SET EXERCISE
Will you give every entry again exactly as it stands?

Stored dataset items
########################################

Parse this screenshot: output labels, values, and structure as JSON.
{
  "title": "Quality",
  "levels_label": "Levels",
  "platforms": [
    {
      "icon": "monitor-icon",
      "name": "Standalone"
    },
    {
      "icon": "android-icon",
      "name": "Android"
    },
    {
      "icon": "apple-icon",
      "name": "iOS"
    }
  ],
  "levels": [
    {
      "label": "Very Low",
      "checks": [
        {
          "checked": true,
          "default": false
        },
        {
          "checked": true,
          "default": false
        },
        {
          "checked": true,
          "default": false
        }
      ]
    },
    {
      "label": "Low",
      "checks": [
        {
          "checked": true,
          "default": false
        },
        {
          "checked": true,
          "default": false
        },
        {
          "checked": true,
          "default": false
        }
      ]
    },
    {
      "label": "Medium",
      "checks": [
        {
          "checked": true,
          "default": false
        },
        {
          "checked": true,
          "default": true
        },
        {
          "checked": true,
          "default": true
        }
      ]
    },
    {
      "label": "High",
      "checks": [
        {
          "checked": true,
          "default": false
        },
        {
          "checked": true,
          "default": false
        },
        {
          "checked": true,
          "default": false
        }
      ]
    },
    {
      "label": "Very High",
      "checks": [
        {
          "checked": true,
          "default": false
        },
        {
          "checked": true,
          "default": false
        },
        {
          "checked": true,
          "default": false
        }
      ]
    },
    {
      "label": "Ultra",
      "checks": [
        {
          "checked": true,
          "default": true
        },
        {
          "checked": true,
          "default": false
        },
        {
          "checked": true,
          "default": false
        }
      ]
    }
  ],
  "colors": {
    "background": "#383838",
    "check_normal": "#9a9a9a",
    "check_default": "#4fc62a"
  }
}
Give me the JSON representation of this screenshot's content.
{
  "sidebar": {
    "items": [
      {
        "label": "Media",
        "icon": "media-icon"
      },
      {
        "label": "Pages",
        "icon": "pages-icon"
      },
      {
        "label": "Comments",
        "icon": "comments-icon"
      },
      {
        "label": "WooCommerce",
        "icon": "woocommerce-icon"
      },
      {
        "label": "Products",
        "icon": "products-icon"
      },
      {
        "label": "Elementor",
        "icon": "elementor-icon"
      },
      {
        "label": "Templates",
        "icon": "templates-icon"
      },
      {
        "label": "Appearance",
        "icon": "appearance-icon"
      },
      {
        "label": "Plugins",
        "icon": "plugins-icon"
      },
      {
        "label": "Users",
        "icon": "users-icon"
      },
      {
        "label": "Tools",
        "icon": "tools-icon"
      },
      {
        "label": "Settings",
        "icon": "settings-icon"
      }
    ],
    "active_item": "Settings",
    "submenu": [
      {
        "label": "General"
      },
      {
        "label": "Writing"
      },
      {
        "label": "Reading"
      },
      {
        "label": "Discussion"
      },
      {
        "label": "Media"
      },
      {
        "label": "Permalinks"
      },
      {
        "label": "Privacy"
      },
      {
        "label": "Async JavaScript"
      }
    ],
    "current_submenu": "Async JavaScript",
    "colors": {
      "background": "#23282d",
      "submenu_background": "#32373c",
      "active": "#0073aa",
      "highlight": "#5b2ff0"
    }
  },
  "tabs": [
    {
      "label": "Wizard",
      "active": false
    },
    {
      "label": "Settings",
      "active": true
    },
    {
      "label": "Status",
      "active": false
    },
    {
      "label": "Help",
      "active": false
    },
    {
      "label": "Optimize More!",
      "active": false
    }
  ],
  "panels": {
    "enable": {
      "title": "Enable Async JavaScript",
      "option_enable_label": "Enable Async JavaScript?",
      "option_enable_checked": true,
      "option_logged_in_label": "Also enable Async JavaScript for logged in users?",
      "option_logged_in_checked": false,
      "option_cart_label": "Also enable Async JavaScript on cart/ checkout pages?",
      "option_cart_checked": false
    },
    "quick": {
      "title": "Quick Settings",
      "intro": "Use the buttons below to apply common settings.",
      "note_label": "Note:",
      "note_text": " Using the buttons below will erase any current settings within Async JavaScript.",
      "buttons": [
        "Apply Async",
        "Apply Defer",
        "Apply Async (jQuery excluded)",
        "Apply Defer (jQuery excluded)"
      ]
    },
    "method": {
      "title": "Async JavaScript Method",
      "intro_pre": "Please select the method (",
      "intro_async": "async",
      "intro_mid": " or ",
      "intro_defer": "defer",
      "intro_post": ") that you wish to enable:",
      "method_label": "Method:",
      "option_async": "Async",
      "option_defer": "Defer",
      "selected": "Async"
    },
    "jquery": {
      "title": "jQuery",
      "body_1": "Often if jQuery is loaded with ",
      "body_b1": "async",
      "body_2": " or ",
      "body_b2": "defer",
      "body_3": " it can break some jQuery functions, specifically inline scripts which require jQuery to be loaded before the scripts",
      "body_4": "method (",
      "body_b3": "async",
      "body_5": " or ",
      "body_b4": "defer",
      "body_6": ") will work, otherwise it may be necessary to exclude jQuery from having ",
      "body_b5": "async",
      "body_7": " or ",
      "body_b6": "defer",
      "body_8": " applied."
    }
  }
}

########################################

ANSWER TO THIS PROBLEM
Parse this screenshot: output labels, values, and structure as JSON.
{
  "title": "Quality",
  "levels_label": "Levels",
  "platforms": [
    {
      "icon": "monitor-icon",
      "name": "Standalone"
    },
    {
      "icon": "android-icon",
      "name": "Android"
    },
    {
      "icon": "apple-icon",
      "name": "iOS"
    }
  ],
  "levels": [
    {
      "label": "Very Low",
      "checks": [
        {
          "checked": true,
          "default": false
        },
        {
          "checked": true,
          "default": false
        },
        {
          "checked": true,
          "default": false
        }
      ]
    },
    {
      "label": "Low",
      "checks": [
        {
          "checked": true,
          "default": false
        },
        {
          "checked": true,
          "default": false
        },
        {
          "checked": true,
          "default": false
        }
      ]
    },
    {
      "label": "Medium",
      "checks": [
        {
          "checked": true,
          "default": false
        },
        {
          "checked": true,
          "default": true
        },
        {
          "checked": true,
          "default": true
        }
      ]
    },
    {
      "label": "High",
      "checks": [
        {
          "checked": true,
          "default": false
        },
        {
          "checked": true,
          "default": false
        },
        {
          "checked": true,
          "default": false
        }
      ]
    },
    {
      "label": "Very High",
      "checks": [
        {
          "checked": true,
          "default": false
        },
        {
          "checked": true,
          "default": false
        },
        {
          "checked": true,
          "default": false
        }
      ]
    },
    {
      "label": "Ultra",
      "checks": [
        {
          "checked": true,
          "default": true
        },
        {
          "checked": true,
          "default": false
        },
        {
          "checked": true,
          "default": false
        }
      ]
    }
  ],
  "colors": {
    "background": "#383838",
    "check_normal": "#9a9a9a",
    "check_default": "#4fc62a"
  }
}
Give me the JSON representation of this screenshot's content.
{
  "sidebar": {
    "items": [
      {
        "label": "Media",
        "icon": "media-icon"
      },
      {
        "label": "Pages",
        "icon": "pages-icon"
      },
      {
        "label": "Comments",
        "icon": "comments-icon"
      },
      {
        "label": "WooCommerce",
        "icon": "woocommerce-icon"
      },
      {
        "label": "Products",
        "icon": "products-icon"
      },
      {
        "label": "Elementor",
        "icon": "elementor-icon"
      },
      {
        "label": "Templates",
        "icon": "templates-icon"
      },
      {
        "label": "Appearance",
        "icon": "appearance-icon"
      },
      {
        "label": "Plugins",
        "icon": "plugins-icon"
      },
      {
        "label": "Users",
        "icon": "users-icon"
      },
      {
        "label": "Tools",
        "icon": "tools-icon"
      },
      {
        "label": "Settings",
        "icon": "settings-icon"
      }
    ],
    "active_item": "Settings",
    "submenu": [
      {
        "label": "General"
      },
      {
        "label": "Writing"
      },
      {
        "label": "Reading"
      },
      {
        "label": "Discussion"
      },
      {
        "label": "Media"
      },
      {
        "label": "Permalinks"
      },
      {
        "label": "Privacy"
      },
      {
        "label": "Async JavaScript"
      }
    ],
    "current_submenu": "Async JavaScript",
    "colors": {
      "background": "#23282d",
      "submenu_background": "#32373c",
      "active": "#0073aa",
      "highlight": "#5b2ff0"
    }
  },
  "tabs": [
    {
      "label": "Wizard",
      "active": false
    },
    {
      "label": "Settings",
      "active": true
    },
    {
      "label": "Status",
      "active": false
    },
    {
      "label": "Help",
      "active": false
    },
    {
      "label": "Optimize More!",
      "active": false
    }
  ],
  "panels": {
    "enable": {
      "title": "Enable Async JavaScript",
      "option_enable_label": "Enable Async JavaScript?",
      "option_enable_checked": true,
      "option_logged_in_label": "Also enable Async JavaScript for logged in users?",
      "option_logged_in_checked": false,
      "option_cart_label": "Also enable Async JavaScript on cart/ checkout pages?",
      "option_cart_checked": false
    },
    "quick": {
      "title": "Quick Settings",
      "intro": "Use the buttons below to apply common settings.",
      "note_label": "Note:",
      "note_text": " Using the buttons below will erase any current settings within Async JavaScript.",
      "buttons": [
        "Apply Async",
        "Apply Defer",
        "Apply Async (jQuery excluded)",
        "Apply Defer (jQuery excluded)"
      ]
    },
    "method": {
      "title": "Async JavaScript Method",
      "intro_pre": "Please select the method (",
      "intro_async": "async",
      "intro_mid": " or ",
      "intro_defer": "defer",
      "intro_post": ") that you wish to enable:",
      "method_label": "Method:",
      "option_async": "Async",
      "option_defer": "Defer",
      "selected": "Async"
    },
    "jquery": {
      "title": "jQuery",
      "body_1": "Often if jQuery is loaded with ",
      "body_b1": "async",
      "body_2": " or ",
      "body_b2": "defer",
      "body_3": " it can break some jQuery functions, specifically inline scripts which require jQuery to be loaded before the scripts",
      "body_4": "method (",
      "body_b3": "async",
      "body_5": " or ",
      "body_b4": "defer",
      "body_6": ") will work, otherwise it may be necessary to exclude jQuery from having ",
      "body_b5": "async",
      "body_7": " or ",
      "body_b6": "defer",
      "body_8": " applied."
    }
  }
}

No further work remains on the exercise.